Direction: Without including any images, reproduce each entry exactly.

Some records:

_____

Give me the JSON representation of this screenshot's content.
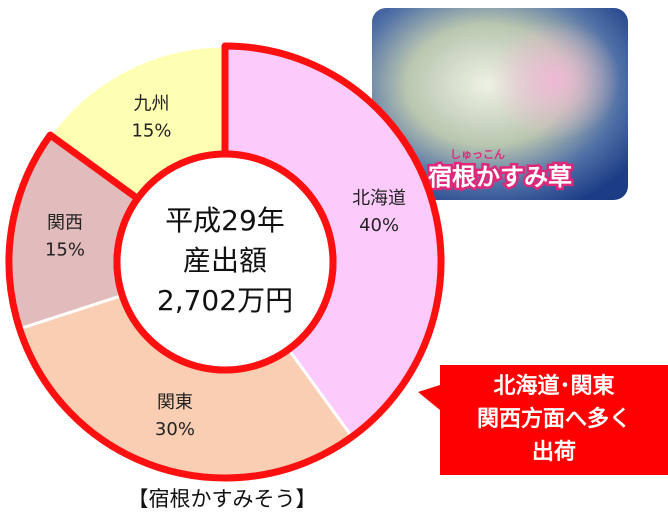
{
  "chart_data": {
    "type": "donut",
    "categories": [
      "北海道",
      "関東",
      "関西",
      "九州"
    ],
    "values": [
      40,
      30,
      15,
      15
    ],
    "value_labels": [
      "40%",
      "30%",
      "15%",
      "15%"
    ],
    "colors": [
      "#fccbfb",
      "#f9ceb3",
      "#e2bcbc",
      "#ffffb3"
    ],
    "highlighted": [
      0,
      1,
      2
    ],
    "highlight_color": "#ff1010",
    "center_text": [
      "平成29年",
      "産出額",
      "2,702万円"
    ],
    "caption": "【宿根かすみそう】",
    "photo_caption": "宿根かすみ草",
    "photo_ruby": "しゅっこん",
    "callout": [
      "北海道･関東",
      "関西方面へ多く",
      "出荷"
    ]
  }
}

_____

Answer below:
Give me the JSON representation of this screenshot's content.
{
  "chart_data": {
    "type": "donut",
    "categories": [
      "北海道",
      "関東",
      "関西",
      "九州"
    ],
    "values": [
      40,
      30,
      15,
      15
    ],
    "value_labels": [
      "40%",
      "30%",
      "15%",
      "15%"
    ],
    "colors": [
      "#fccbfb",
      "#f9ceb3",
      "#e2bcbc",
      "#ffffb3"
    ],
    "highlighted": [
      0,
      1,
      2
    ],
    "highlight_color": "#ff1010",
    "center_text": [
      "平成29年",
      "産出額",
      "2,702万円"
    ],
    "caption": "【宿根かすみそう】",
    "photo_caption": "宿根かすみ草",
    "photo_ruby": "しゅっこん",
    "callout": [
      "北海道･関東",
      "関西方面へ多く",
      "出荷"
    ]
  }
}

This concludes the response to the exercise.